--- Begin ---

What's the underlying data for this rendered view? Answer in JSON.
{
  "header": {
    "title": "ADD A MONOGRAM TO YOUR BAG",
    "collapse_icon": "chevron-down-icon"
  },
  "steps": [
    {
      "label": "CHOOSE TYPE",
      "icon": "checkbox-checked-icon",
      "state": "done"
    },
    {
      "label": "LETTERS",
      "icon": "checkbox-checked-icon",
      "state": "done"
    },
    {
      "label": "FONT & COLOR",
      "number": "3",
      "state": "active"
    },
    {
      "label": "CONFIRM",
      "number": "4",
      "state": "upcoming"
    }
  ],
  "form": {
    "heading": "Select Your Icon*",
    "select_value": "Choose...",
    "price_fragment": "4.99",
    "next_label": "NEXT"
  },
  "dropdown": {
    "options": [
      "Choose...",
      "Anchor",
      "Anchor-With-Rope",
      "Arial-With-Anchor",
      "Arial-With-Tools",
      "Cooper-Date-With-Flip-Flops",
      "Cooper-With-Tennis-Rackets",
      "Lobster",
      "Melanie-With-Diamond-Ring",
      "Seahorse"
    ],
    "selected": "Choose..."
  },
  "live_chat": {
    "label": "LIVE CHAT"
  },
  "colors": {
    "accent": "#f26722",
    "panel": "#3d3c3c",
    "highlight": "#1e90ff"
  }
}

--- End ---

- **Your objective**: Output the data above exactly, please, line for line.

- **Answer to this problem**:
What's the underlying data for this rendered view? Answer in JSON.
{
  "header": {
    "title": "ADD A MONOGRAM TO YOUR BAG",
    "collapse_icon": "chevron-down-icon"
  },
  "steps": [
    {
      "label": "CHOOSE TYPE",
      "icon": "checkbox-checked-icon",
      "state": "done"
    },
    {
      "label": "LETTERS",
      "icon": "checkbox-checked-icon",
      "state": "done"
    },
    {
      "label": "FONT & COLOR",
      "number": "3",
      "state": "active"
    },
    {
      "label": "CONFIRM",
      "number": "4",
      "state": "upcoming"
    }
  ],
  "form": {
    "heading": "Select Your Icon*",
    "select_value": "Choose...",
    "price_fragment": "4.99",
    "next_label": "NEXT"
  },
  "dropdown": {
    "options": [
      "Choose...",
      "Anchor",
      "Anchor-With-Rope",
      "Arial-With-Anchor",
      "Arial-With-Tools",
      "Cooper-Date-With-Flip-Flops",
      "Cooper-With-Tennis-Rackets",
      "Lobster",
      "Melanie-With-Diamond-Ring",
      "Seahorse"
    ],
    "selected": "Choose..."
  },
  "live_chat": {
    "label": "LIVE CHAT"
  },
  "colors": {
    "accent": "#f26722",
    "panel": "#3d3c3c",
    "highlight": "#1e90ff"
  }
}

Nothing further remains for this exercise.